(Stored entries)

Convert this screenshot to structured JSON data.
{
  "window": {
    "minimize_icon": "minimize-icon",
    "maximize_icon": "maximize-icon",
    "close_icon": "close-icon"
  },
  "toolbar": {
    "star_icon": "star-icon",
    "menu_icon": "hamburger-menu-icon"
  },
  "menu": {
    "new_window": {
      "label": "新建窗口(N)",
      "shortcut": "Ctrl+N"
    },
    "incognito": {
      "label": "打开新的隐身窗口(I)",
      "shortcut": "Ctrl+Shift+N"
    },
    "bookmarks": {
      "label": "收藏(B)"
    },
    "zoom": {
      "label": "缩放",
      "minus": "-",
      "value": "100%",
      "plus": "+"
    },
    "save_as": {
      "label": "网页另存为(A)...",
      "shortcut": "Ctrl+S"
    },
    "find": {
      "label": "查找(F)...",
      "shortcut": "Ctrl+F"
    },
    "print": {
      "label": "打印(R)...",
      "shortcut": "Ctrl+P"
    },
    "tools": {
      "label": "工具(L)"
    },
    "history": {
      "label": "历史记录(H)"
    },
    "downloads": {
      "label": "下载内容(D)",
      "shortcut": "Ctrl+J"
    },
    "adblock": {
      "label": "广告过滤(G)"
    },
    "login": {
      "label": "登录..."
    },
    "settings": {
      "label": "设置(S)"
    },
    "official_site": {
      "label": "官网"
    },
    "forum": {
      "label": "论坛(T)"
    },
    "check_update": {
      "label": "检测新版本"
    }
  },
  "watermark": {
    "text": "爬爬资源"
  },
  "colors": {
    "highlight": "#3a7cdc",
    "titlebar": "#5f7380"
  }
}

- Objective -
In the material above, find the lines that contain "Ctrl" and show them.

- Written answer -
      "shortcut": "Ctrl+N"
      "shortcut": "Ctrl+Shift+N"
      "shortcut": "Ctrl+S"
      "shortcut": "Ctrl+F"
      "shortcut": "Ctrl+P"
      "shortcut": "Ctrl+J"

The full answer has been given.